▶ **What is needed**
Return the whole listing exactly as it stands.

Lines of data

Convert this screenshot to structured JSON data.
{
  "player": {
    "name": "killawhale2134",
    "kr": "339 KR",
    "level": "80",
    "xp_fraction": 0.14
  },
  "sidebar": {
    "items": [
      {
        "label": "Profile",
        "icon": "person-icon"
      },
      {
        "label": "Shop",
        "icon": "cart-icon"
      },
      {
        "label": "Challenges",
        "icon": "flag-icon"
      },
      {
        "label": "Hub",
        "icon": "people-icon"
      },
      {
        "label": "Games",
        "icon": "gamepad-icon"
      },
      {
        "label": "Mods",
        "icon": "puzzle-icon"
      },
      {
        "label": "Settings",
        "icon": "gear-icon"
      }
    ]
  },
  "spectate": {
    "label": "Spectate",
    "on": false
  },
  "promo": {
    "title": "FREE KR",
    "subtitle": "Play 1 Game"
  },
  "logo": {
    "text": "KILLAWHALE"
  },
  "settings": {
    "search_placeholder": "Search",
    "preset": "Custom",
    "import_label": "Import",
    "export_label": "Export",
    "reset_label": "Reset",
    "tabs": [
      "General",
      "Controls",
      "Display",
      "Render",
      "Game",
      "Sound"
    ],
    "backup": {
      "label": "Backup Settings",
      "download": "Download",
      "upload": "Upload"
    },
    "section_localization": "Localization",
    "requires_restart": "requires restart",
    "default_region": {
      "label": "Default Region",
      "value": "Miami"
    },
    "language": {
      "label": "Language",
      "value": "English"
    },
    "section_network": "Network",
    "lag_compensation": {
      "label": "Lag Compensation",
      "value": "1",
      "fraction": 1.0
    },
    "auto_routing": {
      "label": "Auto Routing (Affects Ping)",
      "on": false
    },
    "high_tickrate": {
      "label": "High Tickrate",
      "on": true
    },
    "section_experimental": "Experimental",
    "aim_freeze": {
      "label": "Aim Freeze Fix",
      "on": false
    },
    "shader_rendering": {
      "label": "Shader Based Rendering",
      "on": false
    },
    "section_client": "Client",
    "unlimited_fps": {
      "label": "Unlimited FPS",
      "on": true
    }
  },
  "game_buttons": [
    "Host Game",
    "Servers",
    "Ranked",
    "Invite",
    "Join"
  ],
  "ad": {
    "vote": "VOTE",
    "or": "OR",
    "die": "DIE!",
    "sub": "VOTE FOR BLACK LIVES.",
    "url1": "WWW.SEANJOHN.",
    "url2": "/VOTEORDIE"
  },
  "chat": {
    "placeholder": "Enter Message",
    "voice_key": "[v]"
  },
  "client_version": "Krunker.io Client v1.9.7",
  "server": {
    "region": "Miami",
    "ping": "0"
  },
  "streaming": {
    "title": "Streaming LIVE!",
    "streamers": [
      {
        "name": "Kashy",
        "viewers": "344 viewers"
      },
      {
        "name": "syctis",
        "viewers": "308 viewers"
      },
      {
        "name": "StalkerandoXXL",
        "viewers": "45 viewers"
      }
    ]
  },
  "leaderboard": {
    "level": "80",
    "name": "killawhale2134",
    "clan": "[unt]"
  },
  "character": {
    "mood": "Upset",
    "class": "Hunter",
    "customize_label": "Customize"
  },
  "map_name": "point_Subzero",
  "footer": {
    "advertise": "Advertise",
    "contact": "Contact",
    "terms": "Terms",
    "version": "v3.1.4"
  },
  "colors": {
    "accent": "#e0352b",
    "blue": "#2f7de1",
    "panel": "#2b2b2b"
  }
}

▶ **Result**
Convert this screenshot to structured JSON data.
{
  "player": {
    "name": "killawhale2134",
    "kr": "339 KR",
    "level": "80",
    "xp_fraction": 0.14
  },
  "sidebar": {
    "items": [
      {
        "label": "Profile",
        "icon": "person-icon"
      },
      {
        "label": "Shop",
        "icon": "cart-icon"
      },
      {
        "label": "Challenges",
        "icon": "flag-icon"
      },
      {
        "label": "Hub",
        "icon": "people-icon"
      },
      {
        "label": "Games",
        "icon": "gamepad-icon"
      },
      {
        "label": "Mods",
        "icon": "puzzle-icon"
      },
      {
        "label": "Settings",
        "icon": "gear-icon"
      }
    ]
  },
  "spectate": {
    "label": "Spectate",
    "on": false
  },
  "promo": {
    "title": "FREE KR",
    "subtitle": "Play 1 Game"
  },
  "logo": {
    "text": "KILLAWHALE"
  },
  "settings": {
    "search_placeholder": "Search",
    "preset": "Custom",
    "import_label": "Import",
    "export_label": "Export",
    "reset_label": "Reset",
    "tabs": [
      "General",
      "Controls",
      "Display",
      "Render",
      "Game",
      "Sound"
    ],
    "backup": {
      "label": "Backup Settings",
      "download": "Download",
      "upload": "Upload"
    },
    "section_localization": "Localization",
    "requires_restart": "requires restart",
    "default_region": {
      "label": "Default Region",
      "value": "Miami"
    },
    "language": {
      "label": "Language",
      "value": "English"
    },
    "section_network": "Network",
    "lag_compensation": {
      "label": "Lag Compensation",
      "value": "1",
      "fraction": 1.0
    },
    "auto_routing": {
      "label": "Auto Routing (Affects Ping)",
      "on": false
    },
    "high_tickrate": {
      "label": "High Tickrate",
      "on": true
    },
    "section_experimental": "Experimental",
    "aim_freeze": {
      "label": "Aim Freeze Fix",
      "on": false
    },
    "shader_rendering": {
      "label": "Shader Based Rendering",
      "on": false
    },
    "section_client": "Client",
    "unlimited_fps": {
      "label": "Unlimited FPS",
      "on": true
    }
  },
  "game_buttons": [
    "Host Game",
    "Servers",
    "Ranked",
    "Invite",
    "Join"
  ],
  "ad": {
    "vote": "VOTE",
    "or": "OR",
    "die": "DIE!",
    "sub": "VOTE FOR BLACK LIVES.",
    "url1": "WWW.SEANJOHN.",
    "url2": "/VOTEORDIE"
  },
  "chat": {
    "placeholder": "Enter Message",
    "voice_key": "[v]"
  },
  "client_version": "Krunker.io Client v1.9.7",
  "server": {
    "region": "Miami",
    "ping": "0"
  },
  "streaming": {
    "title": "Streaming LIVE!",
    "streamers": [
      {
        "name": "Kashy",
        "viewers": "344 viewers"
      },
      {
        "name": "syctis",
        "viewers": "308 viewers"
      },
      {
        "name": "StalkerandoXXL",
        "viewers": "45 viewers"
      }
    ]
  },
  "leaderboard": {
    "level": "80",
    "name": "killawhale2134",
    "clan": "[unt]"
  },
  "character": {
    "mood": "Upset",
    "class": "Hunter",
    "customize_label": "Customize"
  },
  "map_name": "point_Subzero",
  "footer": {
    "advertise": "Advertise",
    "contact": "Contact",
    "terms": "Terms",
    "version": "v3.1.4"
  },
  "colors": {
    "accent": "#e0352b",
    "blue": "#2f7de1",
    "panel": "#2b2b2b"
  }
}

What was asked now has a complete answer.